-- Problem description --
Below are some records; give them all again exactly, but not the pictures.

(Records that describe figures)
========================

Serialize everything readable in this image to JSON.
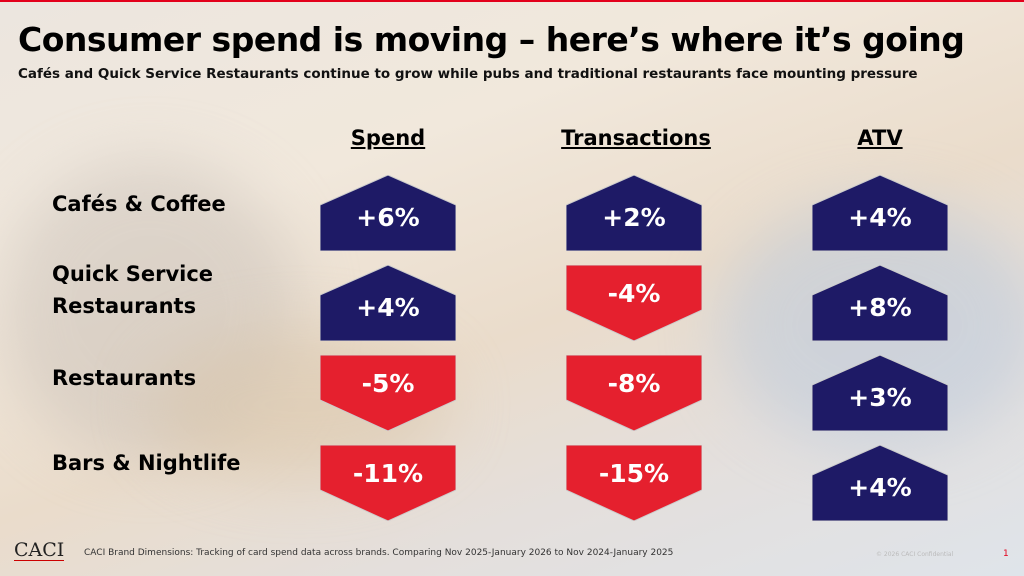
{
  "title": "Consumer spend is moving – here’s where it’s going",
  "subtitle": "Cafés and Quick Service Restaurants continue to grow while pubs and traditional restaurants face mounting pressure",
  "colors": {
    "positive": "#1e1a66",
    "negative": "#e5202e"
  },
  "chart_data": {
    "type": "table",
    "columns": [
      "Spend",
      "Transactions",
      "ATV"
    ],
    "rows": [
      "Cafés & Coffee",
      "Quick Service Restaurants",
      "Restaurants",
      "Bars & Nightlife"
    ],
    "values": [
      [
        6,
        2,
        4
      ],
      [
        4,
        -4,
        8
      ],
      [
        -5,
        -8,
        3
      ],
      [
        -11,
        -15,
        4
      ]
    ],
    "labels": [
      [
        "+6%",
        "+2%",
        "+4%"
      ],
      [
        "+4%",
        "-4%",
        "+8%"
      ],
      [
        "-5%",
        "-8%",
        "+3%"
      ],
      [
        "-11%",
        "-15%",
        "+4%"
      ]
    ]
  },
  "footer": {
    "logo": "CACI",
    "source": "CACI Brand Dimensions: Tracking of card spend data across brands.  Comparing Nov 2025-January 2026 to Nov 2024-January 2025",
    "copyright": "© 2026 CACI Confidential",
    "page": "1"
  }
}
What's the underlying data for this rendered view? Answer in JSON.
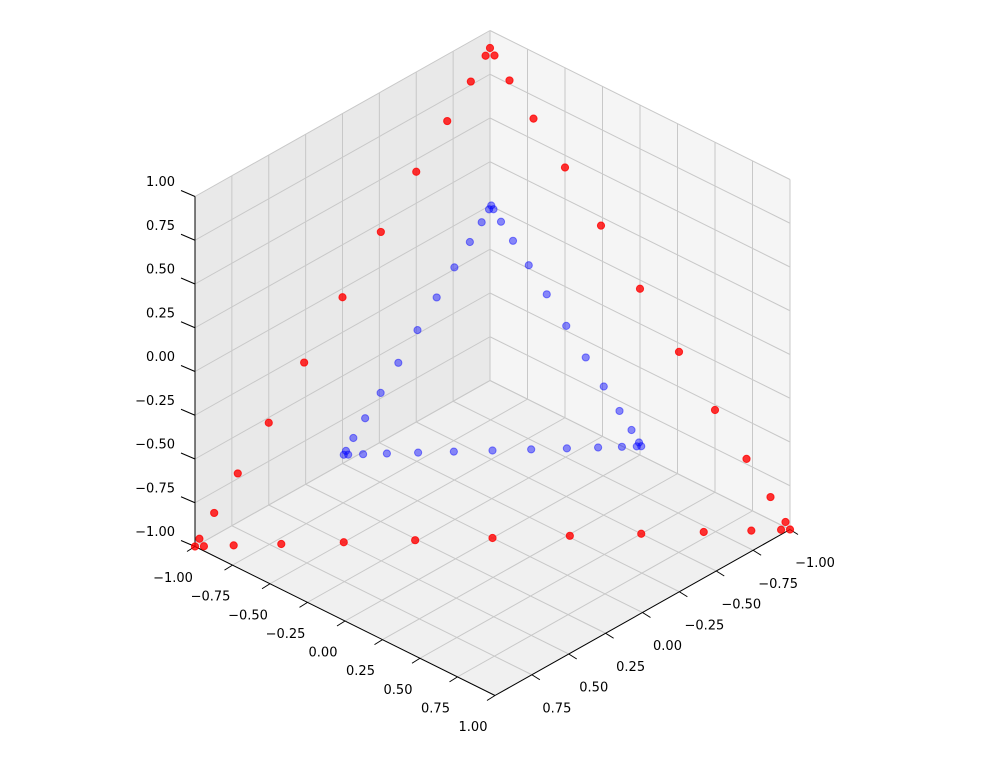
{
  "chart_data": {
    "type": "scatter3d",
    "xlim": [
      -1,
      1
    ],
    "ylim": [
      -1,
      1
    ],
    "zlim": [
      -1,
      1
    ],
    "xticks": [
      {
        "value": -1,
        "label": "−1.00"
      },
      {
        "value": -0.75,
        "label": "−0.75"
      },
      {
        "value": -0.5,
        "label": "−0.50"
      },
      {
        "value": -0.25,
        "label": "−0.25"
      },
      {
        "value": 0,
        "label": "0.00"
      },
      {
        "value": 0.25,
        "label": "0.25"
      },
      {
        "value": 0.5,
        "label": "0.50"
      },
      {
        "value": 0.75,
        "label": "0.75"
      },
      {
        "value": 1,
        "label": "1.00"
      }
    ],
    "yticks": [
      {
        "value": -1,
        "label": "−1.00"
      },
      {
        "value": -0.75,
        "label": "−0.75"
      },
      {
        "value": -0.5,
        "label": "−0.50"
      },
      {
        "value": -0.25,
        "label": "−0.25"
      },
      {
        "value": 0,
        "label": "0.00"
      },
      {
        "value": 0.25,
        "label": "0.25"
      },
      {
        "value": 0.5,
        "label": "0.50"
      },
      {
        "value": 0.75,
        "label": "0.75"
      }
    ],
    "zticks": [
      {
        "value": -1,
        "label": "−1.00"
      },
      {
        "value": -0.75,
        "label": "−0.75"
      },
      {
        "value": -0.5,
        "label": "−0.50"
      },
      {
        "value": -0.25,
        "label": "−0.25"
      },
      {
        "value": 0,
        "label": "0.00"
      },
      {
        "value": 0.25,
        "label": "0.25"
      },
      {
        "value": 0.5,
        "label": "0.50"
      },
      {
        "value": 0.75,
        "label": "0.75"
      },
      {
        "value": 1,
        "label": "1.00"
      }
    ],
    "grid": true,
    "series": [
      {
        "color": "#0000ff",
        "alpha": 0.45,
        "x": [
          -0.5,
          -0.485,
          -0.435,
          -0.355,
          -0.25,
          -0.13,
          0,
          0.13,
          0.25,
          0.355,
          0.435,
          0.485,
          0.5,
          0.485,
          0.435,
          0.355,
          0.25,
          0.13,
          0,
          -0.13,
          -0.25,
          -0.355,
          -0.435,
          -0.485,
          -0.5,
          -0.5,
          -0.5,
          -0.5,
          -0.5,
          -0.5,
          -0.5,
          -0.5,
          -0.5,
          -0.5,
          -0.5,
          -0.5
        ],
        "y": [
          0.5,
          0.485,
          0.435,
          0.355,
          0.25,
          0.13,
          0,
          -0.13,
          -0.25,
          -0.355,
          -0.435,
          -0.485,
          -0.5,
          -0.5,
          -0.5,
          -0.5,
          -0.5,
          -0.5,
          -0.5,
          -0.5,
          -0.5,
          -0.5,
          -0.5,
          -0.5,
          -0.5,
          -0.485,
          -0.435,
          -0.355,
          -0.25,
          -0.13,
          0,
          0.13,
          0.25,
          0.355,
          0.435,
          0.485
        ],
        "z": [
          -0.5,
          -0.5,
          -0.5,
          -0.5,
          -0.5,
          -0.5,
          -0.5,
          -0.5,
          -0.5,
          -0.5,
          -0.5,
          -0.5,
          -0.5,
          -0.485,
          -0.435,
          -0.36,
          -0.265,
          -0.15,
          -0.025,
          0.1,
          0.215,
          0.31,
          0.385,
          0.435,
          0.45,
          0.435,
          0.385,
          0.31,
          0.215,
          0.1,
          -0.025,
          -0.15,
          -0.265,
          -0.36,
          -0.435,
          -0.485
        ]
      },
      {
        "color": "#ff0000",
        "alpha": 0.8,
        "x": [
          -1,
          -0.97,
          -0.87,
          -0.71,
          -0.5,
          -0.26,
          0,
          0.26,
          0.5,
          0.71,
          0.87,
          0.97,
          1,
          0.97,
          0.87,
          0.71,
          0.5,
          0.26,
          0,
          -0.26,
          -0.5,
          -0.71,
          -0.87,
          -0.97,
          -1,
          -1,
          -1,
          -1,
          -1,
          -1,
          -1,
          -1,
          -1,
          -1,
          -1,
          -1
        ],
        "y": [
          1,
          0.97,
          0.87,
          0.71,
          0.5,
          0.26,
          0,
          -0.26,
          -0.5,
          -0.71,
          -0.87,
          -0.97,
          -1,
          -1,
          -1,
          -1,
          -1,
          -1,
          -1,
          -1,
          -1,
          -1,
          -1,
          -1,
          -1,
          -0.97,
          -0.87,
          -0.71,
          -0.5,
          -0.26,
          0,
          0.26,
          0.5,
          0.71,
          0.87,
          0.97
        ],
        "z": [
          -1,
          -1,
          -1,
          -1,
          -1,
          -1,
          -1,
          -1,
          -1,
          -1,
          -1,
          -1,
          -1,
          -0.97,
          -0.87,
          -0.72,
          -0.53,
          -0.3,
          -0.05,
          0.2,
          0.43,
          0.62,
          0.77,
          0.87,
          0.9,
          0.87,
          0.77,
          0.62,
          0.43,
          0.2,
          -0.05,
          -0.3,
          -0.53,
          -0.72,
          -0.87,
          -0.97
        ]
      }
    ]
  }
}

========================

-- Exercise solution --
Serialize everything readable in this image to JSON.
{
  "title": "Consumer spend is moving – here’s where it’s going",
  "subtitle": "Cafés and Quick Service Restaurants continue to grow while pubs and traditional restaurants face mounting pressure",
  "colors": {
    "positive": "#1e1a66",
    "negative": "#e5202e"
  },
  "chart_data": {
    "type": "table",
    "columns": [
      "Spend",
      "Transactions",
      "ATV"
    ],
    "rows": [
      "Cafés & Coffee",
      "Quick Service Restaurants",
      "Restaurants",
      "Bars & Nightlife"
    ],
    "values": [
      [
        6,
        2,
        4
      ],
      [
        4,
        -4,
        8
      ],
      [
        -5,
        -8,
        3
      ],
      [
        -11,
        -15,
        4
      ]
    ],
    "labels": [
      [
        "+6%",
        "+2%",
        "+4%"
      ],
      [
        "+4%",
        "-4%",
        "+8%"
      ],
      [
        "-5%",
        "-8%",
        "+3%"
      ],
      [
        "-11%",
        "-15%",
        "+4%"
      ]
    ]
  },
  "footer": {
    "logo": "CACI",
    "source": "CACI Brand Dimensions: Tracking of card spend data across brands.  Comparing Nov 2025-January 2026 to Nov 2024-January 2025",
    "copyright": "© 2026 CACI Confidential",
    "page": "1"
  }
}
What's the underlying data for this rendered view? Answer in JSON.
{
  "chart_data": {
    "type": "scatter3d",
    "xlim": [
      -1,
      1
    ],
    "ylim": [
      -1,
      1
    ],
    "zlim": [
      -1,
      1
    ],
    "xticks": [
      {
        "value": -1,
        "label": "−1.00"
      },
      {
        "value": -0.75,
        "label": "−0.75"
      },
      {
        "value": -0.5,
        "label": "−0.50"
      },
      {
        "value": -0.25,
        "label": "−0.25"
      },
      {
        "value": 0,
        "label": "0.00"
      },
      {
        "value": 0.25,
        "label": "0.25"
      },
      {
        "value": 0.5,
        "label": "0.50"
      },
      {
        "value": 0.75,
        "label": "0.75"
      },
      {
        "value": 1,
        "label": "1.00"
      }
    ],
    "yticks": [
      {
        "value": -1,
        "label": "−1.00"
      },
      {
        "value": -0.75,
        "label": "−0.75"
      },
      {
        "value": -0.5,
        "label": "−0.50"
      },
      {
        "value": -0.25,
        "label": "−0.25"
      },
      {
        "value": 0,
        "label": "0.00"
      },
      {
        "value": 0.25,
        "label": "0.25"
      },
      {
        "value": 0.5,
        "label": "0.50"
      },
      {
        "value": 0.75,
        "label": "0.75"
      }
    ],
    "zticks": [
      {
        "value": -1,
        "label": "−1.00"
      },
      {
        "value": -0.75,
        "label": "−0.75"
      },
      {
        "value": -0.5,
        "label": "−0.50"
      },
      {
        "value": -0.25,
        "label": "−0.25"
      },
      {
        "value": 0,
        "label": "0.00"
      },
      {
        "value": 0.25,
        "label": "0.25"
      },
      {
        "value": 0.5,
        "label": "0.50"
      },
      {
        "value": 0.75,
        "label": "0.75"
      },
      {
        "value": 1,
        "label": "1.00"
      }
    ],
    "grid": true,
    "series": [
      {
        "color": "#0000ff",
        "alpha": 0.45,
        "x": [
          -0.5,
          -0.485,
          -0.435,
          -0.355,
          -0.25,
          -0.13,
          0,
          0.13,
          0.25,
          0.355,
          0.435,
          0.485,
          0.5,
          0.485,
          0.435,
          0.355,
          0.25,
          0.13,
          0,
          -0.13,
          -0.25,
          -0.355,
          -0.435,
          -0.485,
          -0.5,
          -0.5,
          -0.5,
          -0.5,
          -0.5,
          -0.5,
          -0.5,
          -0.5,
          -0.5,
          -0.5,
          -0.5,
          -0.5
        ],
        "y": [
          0.5,
          0.485,
          0.435,
          0.355,
          0.25,
          0.13,
          0,
          -0.13,
          -0.25,
          -0.355,
          -0.435,
          -0.485,
          -0.5,
          -0.5,
          -0.5,
          -0.5,
          -0.5,
          -0.5,
          -0.5,
          -0.5,
          -0.5,
          -0.5,
          -0.5,
          -0.5,
          -0.5,
          -0.485,
          -0.435,
          -0.355,
          -0.25,
          -0.13,
          0,
          0.13,
          0.25,
          0.355,
          0.435,
          0.485
        ],
        "z": [
          -0.5,
          -0.5,
          -0.5,
          -0.5,
          -0.5,
          -0.5,
          -0.5,
          -0.5,
          -0.5,
          -0.5,
          -0.5,
          -0.5,
          -0.5,
          -0.485,
          -0.435,
          -0.36,
          -0.265,
          -0.15,
          -0.025,
          0.1,
          0.215,
          0.31,
          0.385,
          0.435,
          0.45,
          0.435,
          0.385,
          0.31,
          0.215,
          0.1,
          -0.025,
          -0.15,
          -0.265,
          -0.36,
          -0.435,
          -0.485
        ]
      },
      {
        "color": "#ff0000",
        "alpha": 0.8,
        "x": [
          -1,
          -0.97,
          -0.87,
          -0.71,
          -0.5,
          -0.26,
          0,
          0.26,
          0.5,
          0.71,
          0.87,
          0.97,
          1,
          0.97,
          0.87,
          0.71,
          0.5,
          0.26,
          0,
          -0.26,
          -0.5,
          -0.71,
          -0.87,
          -0.97,
          -1,
          -1,
          -1,
          -1,
          -1,
          -1,
          -1,
          -1,
          -1,
          -1,
          -1,
          -1
        ],
        "y": [
          1,
          0.97,
          0.87,
          0.71,
          0.5,
          0.26,
          0,
          -0.26,
          -0.5,
          -0.71,
          -0.87,
          -0.97,
          -1,
          -1,
          -1,
          -1,
          -1,
          -1,
          -1,
          -1,
          -1,
          -1,
          -1,
          -1,
          -1,
          -0.97,
          -0.87,
          -0.71,
          -0.5,
          -0.26,
          0,
          0.26,
          0.5,
          0.71,
          0.87,
          0.97
        ],
        "z": [
          -1,
          -1,
          -1,
          -1,
          -1,
          -1,
          -1,
          -1,
          -1,
          -1,
          -1,
          -1,
          -1,
          -0.97,
          -0.87,
          -0.72,
          -0.53,
          -0.3,
          -0.05,
          0.2,
          0.43,
          0.62,
          0.77,
          0.87,
          0.9,
          0.87,
          0.77,
          0.62,
          0.43,
          0.2,
          -0.05,
          -0.3,
          -0.53,
          -0.72,
          -0.87,
          -0.97
        ]
      }
    ]
  }
}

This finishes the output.